THE REQUEST>
Copy all the entries below exactly, but not the pictures.

(Data excerpts)
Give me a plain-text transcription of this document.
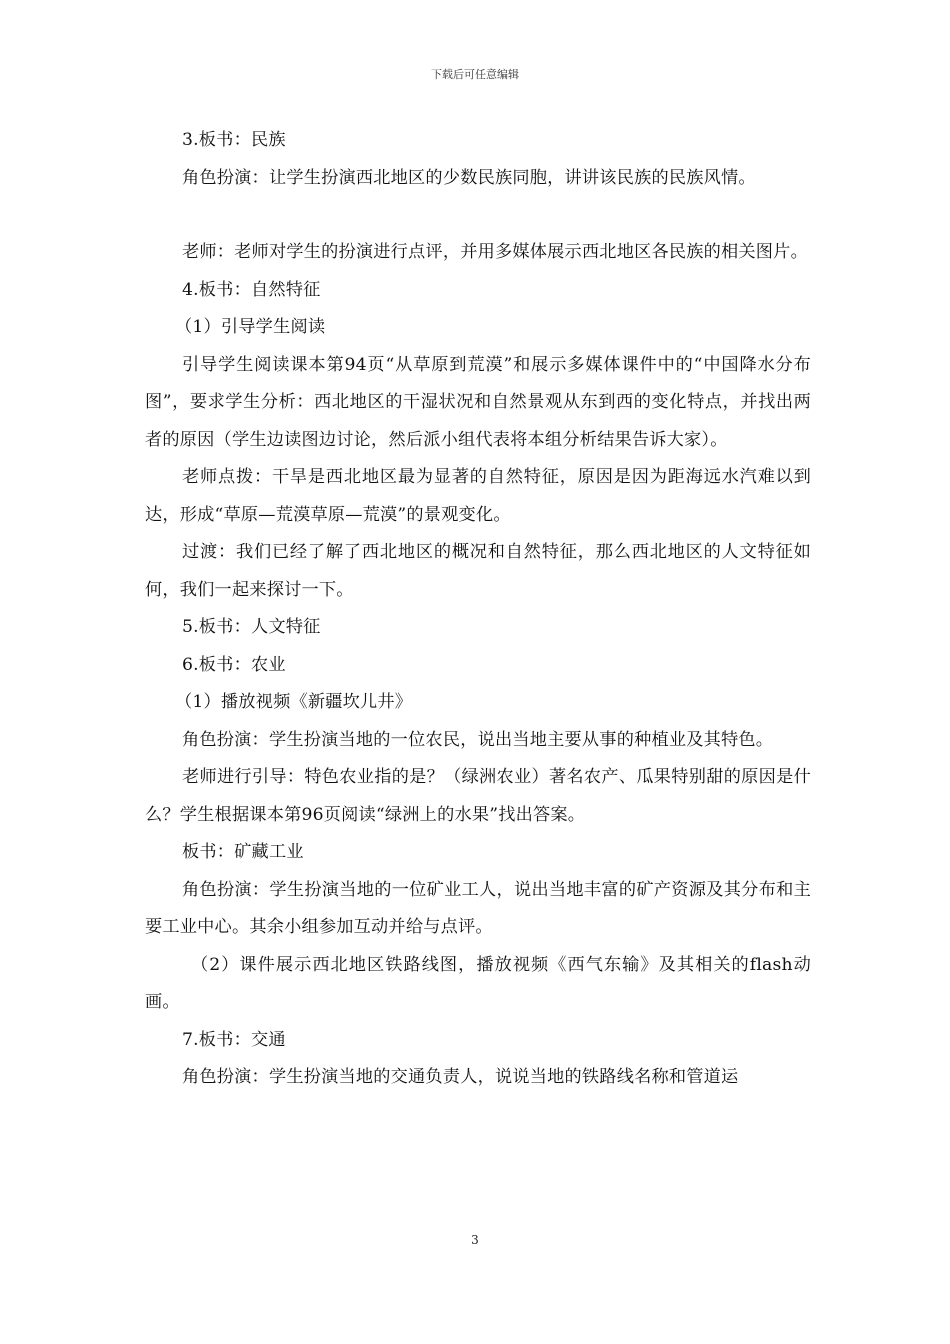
下载后可任意编辑

3.板书：民族

角色扮演：让学生扮演西北地区的少数民族同胞，讲讲该民族的民族风情。

老师：老师对学生的扮演进行点评，并用多媒体展示西北地区各民族的相关图片。

4.板书：自然特征

（1）引导学生阅读

引导学生阅读课本第94页“从草原到荒漠”和展示多媒体课件中的“中国降水分布图”，要求学生分析：西北地区的干湿状况和自然景观从东到西的变化特点，并找出两者的原因（学生边读图边讨论，然后派小组代表将本组分析结果告诉大家）。

老师点拨：干旱是西北地区最为显著的自然特征，原因是因为距海远水汽难以到达，形成“草原—荒漠草原—荒漠”的景观变化。

过渡：我们已经了解了西北地区的概况和自然特征，那么西北地区的人文特征如何，我们一起来探讨一下。

5.板书：人文特征

6.板书：农业

（1）播放视频《新疆坎儿井》

角色扮演：学生扮演当地的一位农民，说出当地主要从事的种植业及其特色。

老师进行引导：特色农业指的是？（绿洲农业）著名农产、瓜果特别甜的原因是什么？学生根据课本第96页阅读“绿洲上的水果”找出答案。

板书：矿藏工业

角色扮演：学生扮演当地的一位矿业工人，说出当地丰富的矿产资源及其分布和主要工业中心。其余小组参加互动并给与点评。

（2）课件展示西北地区铁路线图，播放视频《西气东输》及其相关的flash动画。

7.板书：交通

角色扮演：学生扮演当地的交通负责人，说说当地的铁路线名称和管道运

3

THE ANSWER>
Give me a plain-text transcription of this document.
下载后可任意编辑

3.板书：民族

角色扮演：让学生扮演西北地区的少数民族同胞，讲讲该民族的民族风情。

老师：老师对学生的扮演进行点评，并用多媒体展示西北地区各民族的相关图片。

4.板书：自然特征

（1）引导学生阅读

引导学生阅读课本第94页“从草原到荒漠”和展示多媒体课件中的“中国降水分布图”，要求学生分析：西北地区的干湿状况和自然景观从东到西的变化特点，并找出两者的原因（学生边读图边讨论，然后派小组代表将本组分析结果告诉大家）。

老师点拨：干旱是西北地区最为显著的自然特征，原因是因为距海远水汽难以到达，形成“草原—荒漠草原—荒漠”的景观变化。

过渡：我们已经了解了西北地区的概况和自然特征，那么西北地区的人文特征如何，我们一起来探讨一下。

5.板书：人文特征

6.板书：农业

（1）播放视频《新疆坎儿井》

角色扮演：学生扮演当地的一位农民，说出当地主要从事的种植业及其特色。

老师进行引导：特色农业指的是？（绿洲农业）著名农产、瓜果特别甜的原因是什么？学生根据课本第96页阅读“绿洲上的水果”找出答案。

板书：矿藏工业

角色扮演：学生扮演当地的一位矿业工人，说出当地丰富的矿产资源及其分布和主要工业中心。其余小组参加互动并给与点评。

（2）课件展示西北地区铁路线图，播放视频《西气东输》及其相关的flash动画。

7.板书：交通

角色扮演：学生扮演当地的交通负责人，说说当地的铁路线名称和管道运

3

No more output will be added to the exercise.